» Provided data:
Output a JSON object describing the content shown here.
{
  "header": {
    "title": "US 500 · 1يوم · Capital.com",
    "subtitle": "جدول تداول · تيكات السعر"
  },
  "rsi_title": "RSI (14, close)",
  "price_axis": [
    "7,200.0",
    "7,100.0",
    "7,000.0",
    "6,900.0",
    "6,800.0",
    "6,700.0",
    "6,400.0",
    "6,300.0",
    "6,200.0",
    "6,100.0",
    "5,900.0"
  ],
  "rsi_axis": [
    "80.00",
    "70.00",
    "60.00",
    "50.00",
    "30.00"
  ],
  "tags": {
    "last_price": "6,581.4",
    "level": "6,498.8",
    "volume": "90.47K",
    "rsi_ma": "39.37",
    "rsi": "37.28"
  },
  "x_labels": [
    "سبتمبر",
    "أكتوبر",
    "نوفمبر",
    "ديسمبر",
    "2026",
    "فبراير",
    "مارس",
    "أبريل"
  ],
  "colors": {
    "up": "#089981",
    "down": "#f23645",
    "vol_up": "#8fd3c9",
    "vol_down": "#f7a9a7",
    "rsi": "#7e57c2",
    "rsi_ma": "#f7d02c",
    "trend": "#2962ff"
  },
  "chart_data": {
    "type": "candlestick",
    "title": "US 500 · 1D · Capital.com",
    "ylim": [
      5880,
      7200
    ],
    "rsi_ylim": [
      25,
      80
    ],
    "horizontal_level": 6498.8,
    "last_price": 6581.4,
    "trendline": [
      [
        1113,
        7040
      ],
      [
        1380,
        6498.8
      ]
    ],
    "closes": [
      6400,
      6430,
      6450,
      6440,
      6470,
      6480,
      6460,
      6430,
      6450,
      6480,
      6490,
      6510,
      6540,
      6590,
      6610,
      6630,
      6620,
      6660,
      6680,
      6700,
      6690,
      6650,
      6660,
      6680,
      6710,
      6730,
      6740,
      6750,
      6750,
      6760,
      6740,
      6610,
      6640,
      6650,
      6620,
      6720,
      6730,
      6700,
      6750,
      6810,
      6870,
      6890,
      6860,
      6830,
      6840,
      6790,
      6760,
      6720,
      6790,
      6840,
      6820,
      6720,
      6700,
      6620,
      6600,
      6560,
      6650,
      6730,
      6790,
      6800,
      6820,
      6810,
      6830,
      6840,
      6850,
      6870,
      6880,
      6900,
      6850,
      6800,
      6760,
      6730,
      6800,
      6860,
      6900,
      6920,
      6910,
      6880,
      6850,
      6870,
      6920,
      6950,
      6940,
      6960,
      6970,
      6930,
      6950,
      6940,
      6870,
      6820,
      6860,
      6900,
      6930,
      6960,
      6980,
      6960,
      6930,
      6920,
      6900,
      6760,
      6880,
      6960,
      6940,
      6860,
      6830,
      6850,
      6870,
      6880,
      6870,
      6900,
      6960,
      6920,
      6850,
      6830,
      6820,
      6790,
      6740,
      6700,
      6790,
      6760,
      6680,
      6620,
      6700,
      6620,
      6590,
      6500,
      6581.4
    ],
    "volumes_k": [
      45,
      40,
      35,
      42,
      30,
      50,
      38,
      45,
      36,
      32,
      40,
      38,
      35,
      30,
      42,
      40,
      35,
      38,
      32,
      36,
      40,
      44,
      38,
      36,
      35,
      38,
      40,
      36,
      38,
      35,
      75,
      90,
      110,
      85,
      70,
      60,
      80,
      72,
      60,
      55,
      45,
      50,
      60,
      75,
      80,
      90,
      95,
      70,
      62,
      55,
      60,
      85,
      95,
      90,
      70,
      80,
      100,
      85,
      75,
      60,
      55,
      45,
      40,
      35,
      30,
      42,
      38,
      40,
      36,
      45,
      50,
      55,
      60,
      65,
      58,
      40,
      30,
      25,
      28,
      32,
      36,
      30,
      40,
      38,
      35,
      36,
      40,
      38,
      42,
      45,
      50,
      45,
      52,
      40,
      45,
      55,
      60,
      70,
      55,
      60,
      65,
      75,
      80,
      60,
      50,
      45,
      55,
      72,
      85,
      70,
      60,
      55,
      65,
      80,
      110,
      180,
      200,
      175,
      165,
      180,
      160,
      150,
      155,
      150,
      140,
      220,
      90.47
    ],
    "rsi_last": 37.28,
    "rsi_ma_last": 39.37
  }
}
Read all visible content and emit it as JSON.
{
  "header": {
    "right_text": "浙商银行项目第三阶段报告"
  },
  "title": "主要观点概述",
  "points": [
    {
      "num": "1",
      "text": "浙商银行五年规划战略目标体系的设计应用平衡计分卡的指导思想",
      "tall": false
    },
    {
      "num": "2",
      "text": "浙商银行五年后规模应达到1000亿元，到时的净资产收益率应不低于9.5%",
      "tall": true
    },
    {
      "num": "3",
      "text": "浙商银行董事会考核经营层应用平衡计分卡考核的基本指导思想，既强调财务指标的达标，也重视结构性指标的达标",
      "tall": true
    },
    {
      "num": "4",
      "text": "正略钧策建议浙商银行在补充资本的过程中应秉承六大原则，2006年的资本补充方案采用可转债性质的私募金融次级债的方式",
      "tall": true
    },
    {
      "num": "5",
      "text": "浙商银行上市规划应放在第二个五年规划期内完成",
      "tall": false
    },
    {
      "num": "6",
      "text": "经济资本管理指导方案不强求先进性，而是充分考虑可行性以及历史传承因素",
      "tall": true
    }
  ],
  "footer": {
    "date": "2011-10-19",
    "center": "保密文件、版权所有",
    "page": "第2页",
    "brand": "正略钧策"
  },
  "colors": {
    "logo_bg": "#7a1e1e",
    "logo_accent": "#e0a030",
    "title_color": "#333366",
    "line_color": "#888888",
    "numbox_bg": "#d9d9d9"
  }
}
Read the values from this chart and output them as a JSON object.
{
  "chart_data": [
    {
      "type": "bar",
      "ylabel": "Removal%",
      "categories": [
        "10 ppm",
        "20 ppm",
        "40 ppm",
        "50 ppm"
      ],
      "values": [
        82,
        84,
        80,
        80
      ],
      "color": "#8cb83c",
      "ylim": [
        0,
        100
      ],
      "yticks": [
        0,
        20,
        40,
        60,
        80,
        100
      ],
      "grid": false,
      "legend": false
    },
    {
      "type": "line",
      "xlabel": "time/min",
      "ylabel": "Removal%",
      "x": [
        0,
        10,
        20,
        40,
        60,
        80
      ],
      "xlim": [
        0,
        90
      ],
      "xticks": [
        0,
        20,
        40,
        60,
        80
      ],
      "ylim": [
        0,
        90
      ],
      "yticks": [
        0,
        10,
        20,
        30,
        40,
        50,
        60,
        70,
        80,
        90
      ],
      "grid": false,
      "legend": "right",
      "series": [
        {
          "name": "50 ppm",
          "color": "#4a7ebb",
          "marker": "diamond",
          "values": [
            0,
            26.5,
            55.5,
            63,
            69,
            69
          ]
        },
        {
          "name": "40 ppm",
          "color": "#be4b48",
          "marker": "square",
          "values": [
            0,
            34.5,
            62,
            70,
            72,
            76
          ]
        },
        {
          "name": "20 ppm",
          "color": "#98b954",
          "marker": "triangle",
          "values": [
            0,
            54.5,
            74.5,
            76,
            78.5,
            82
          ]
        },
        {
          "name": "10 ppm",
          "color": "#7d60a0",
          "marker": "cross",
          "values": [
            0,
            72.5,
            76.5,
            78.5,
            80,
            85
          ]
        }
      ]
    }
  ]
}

» Exercise task: Give all the entries again exactly; leave none out.

» Reply to the exercise:
Output a JSON object describing the content shown here.
{
  "header": {
    "title": "US 500 · 1يوم · Capital.com",
    "subtitle": "جدول تداول · تيكات السعر"
  },
  "rsi_title": "RSI (14, close)",
  "price_axis": [
    "7,200.0",
    "7,100.0",
    "7,000.0",
    "6,900.0",
    "6,800.0",
    "6,700.0",
    "6,400.0",
    "6,300.0",
    "6,200.0",
    "6,100.0",
    "5,900.0"
  ],
  "rsi_axis": [
    "80.00",
    "70.00",
    "60.00",
    "50.00",
    "30.00"
  ],
  "tags": {
    "last_price": "6,581.4",
    "level": "6,498.8",
    "volume": "90.47K",
    "rsi_ma": "39.37",
    "rsi": "37.28"
  },
  "x_labels": [
    "سبتمبر",
    "أكتوبر",
    "نوفمبر",
    "ديسمبر",
    "2026",
    "فبراير",
    "مارس",
    "أبريل"
  ],
  "colors": {
    "up": "#089981",
    "down": "#f23645",
    "vol_up": "#8fd3c9",
    "vol_down": "#f7a9a7",
    "rsi": "#7e57c2",
    "rsi_ma": "#f7d02c",
    "trend": "#2962ff"
  },
  "chart_data": {
    "type": "candlestick",
    "title": "US 500 · 1D · Capital.com",
    "ylim": [
      5880,
      7200
    ],
    "rsi_ylim": [
      25,
      80
    ],
    "horizontal_level": 6498.8,
    "last_price": 6581.4,
    "trendline": [
      [
        1113,
        7040
      ],
      [
        1380,
        6498.8
      ]
    ],
    "closes": [
      6400,
      6430,
      6450,
      6440,
      6470,
      6480,
      6460,
      6430,
      6450,
      6480,
      6490,
      6510,
      6540,
      6590,
      6610,
      6630,
      6620,
      6660,
      6680,
      6700,
      6690,
      6650,
      6660,
      6680,
      6710,
      6730,
      6740,
      6750,
      6750,
      6760,
      6740,
      6610,
      6640,
      6650,
      6620,
      6720,
      6730,
      6700,
      6750,
      6810,
      6870,
      6890,
      6860,
      6830,
      6840,
      6790,
      6760,
      6720,
      6790,
      6840,
      6820,
      6720,
      6700,
      6620,
      6600,
      6560,
      6650,
      6730,
      6790,
      6800,
      6820,
      6810,
      6830,
      6840,
      6850,
      6870,
      6880,
      6900,
      6850,
      6800,
      6760,
      6730,
      6800,
      6860,
      6900,
      6920,
      6910,
      6880,
      6850,
      6870,
      6920,
      6950,
      6940,
      6960,
      6970,
      6930,
      6950,
      6940,
      6870,
      6820,
      6860,
      6900,
      6930,
      6960,
      6980,
      6960,
      6930,
      6920,
      6900,
      6760,
      6880,
      6960,
      6940,
      6860,
      6830,
      6850,
      6870,
      6880,
      6870,
      6900,
      6960,
      6920,
      6850,
      6830,
      6820,
      6790,
      6740,
      6700,
      6790,
      6760,
      6680,
      6620,
      6700,
      6620,
      6590,
      6500,
      6581.4
    ],
    "volumes_k": [
      45,
      40,
      35,
      42,
      30,
      50,
      38,
      45,
      36,
      32,
      40,
      38,
      35,
      30,
      42,
      40,
      35,
      38,
      32,
      36,
      40,
      44,
      38,
      36,
      35,
      38,
      40,
      36,
      38,
      35,
      75,
      90,
      110,
      85,
      70,
      60,
      80,
      72,
      60,
      55,
      45,
      50,
      60,
      75,
      80,
      90,
      95,
      70,
      62,
      55,
      60,
      85,
      95,
      90,
      70,
      80,
      100,
      85,
      75,
      60,
      55,
      45,
      40,
      35,
      30,
      42,
      38,
      40,
      36,
      45,
      50,
      55,
      60,
      65,
      58,
      40,
      30,
      25,
      28,
      32,
      36,
      30,
      40,
      38,
      35,
      36,
      40,
      38,
      42,
      45,
      50,
      45,
      52,
      40,
      45,
      55,
      60,
      70,
      55,
      60,
      65,
      75,
      80,
      60,
      50,
      45,
      55,
      72,
      85,
      70,
      60,
      55,
      65,
      80,
      110,
      180,
      200,
      175,
      165,
      180,
      160,
      150,
      155,
      150,
      140,
      220,
      90.47
    ],
    "rsi_last": 37.28,
    "rsi_ma_last": 39.37
  }
}
Read all visible content and emit it as JSON.
{
  "header": {
    "right_text": "浙商银行项目第三阶段报告"
  },
  "title": "主要观点概述",
  "points": [
    {
      "num": "1",
      "text": "浙商银行五年规划战略目标体系的设计应用平衡计分卡的指导思想",
      "tall": false
    },
    {
      "num": "2",
      "text": "浙商银行五年后规模应达到1000亿元，到时的净资产收益率应不低于9.5%",
      "tall": true
    },
    {
      "num": "3",
      "text": "浙商银行董事会考核经营层应用平衡计分卡考核的基本指导思想，既强调财务指标的达标，也重视结构性指标的达标",
      "tall": true
    },
    {
      "num": "4",
      "text": "正略钧策建议浙商银行在补充资本的过程中应秉承六大原则，2006年的资本补充方案采用可转债性质的私募金融次级债的方式",
      "tall": true
    },
    {
      "num": "5",
      "text": "浙商银行上市规划应放在第二个五年规划期内完成",
      "tall": false
    },
    {
      "num": "6",
      "text": "经济资本管理指导方案不强求先进性，而是充分考虑可行性以及历史传承因素",
      "tall": true
    }
  ],
  "footer": {
    "date": "2011-10-19",
    "center": "保密文件、版权所有",
    "page": "第2页",
    "brand": "正略钧策"
  },
  "colors": {
    "logo_bg": "#7a1e1e",
    "logo_accent": "#e0a030",
    "title_color": "#333366",
    "line_color": "#888888",
    "numbox_bg": "#d9d9d9"
  }
}
Read the values from this chart and output them as a JSON object.
{
  "chart_data": [
    {
      "type": "bar",
      "ylabel": "Removal%",
      "categories": [
        "10 ppm",
        "20 ppm",
        "40 ppm",
        "50 ppm"
      ],
      "values": [
        82,
        84,
        80,
        80
      ],
      "color": "#8cb83c",
      "ylim": [
        0,
        100
      ],
      "yticks": [
        0,
        20,
        40,
        60,
        80,
        100
      ],
      "grid": false,
      "legend": false
    },
    {
      "type": "line",
      "xlabel": "time/min",
      "ylabel": "Removal%",
      "x": [
        0,
        10,
        20,
        40,
        60,
        80
      ],
      "xlim": [
        0,
        90
      ],
      "xticks": [
        0,
        20,
        40,
        60,
        80
      ],
      "ylim": [
        0,
        90
      ],
      "yticks": [
        0,
        10,
        20,
        30,
        40,
        50,
        60,
        70,
        80,
        90
      ],
      "grid": false,
      "legend": "right",
      "series": [
        {
          "name": "50 ppm",
          "color": "#4a7ebb",
          "marker": "diamond",
          "values": [
            0,
            26.5,
            55.5,
            63,
            69,
            69
          ]
        },
        {
          "name": "40 ppm",
          "color": "#be4b48",
          "marker": "square",
          "values": [
            0,
            34.5,
            62,
            70,
            72,
            76
          ]
        },
        {
          "name": "20 ppm",
          "color": "#98b954",
          "marker": "triangle",
          "values": [
            0,
            54.5,
            74.5,
            76,
            78.5,
            82
          ]
        },
        {
          "name": "10 ppm",
          "color": "#7d60a0",
          "marker": "cross",
          "values": [
            0,
            72.5,
            76.5,
            78.5,
            80,
            85
          ]
        }
      ]
    }
  ]
}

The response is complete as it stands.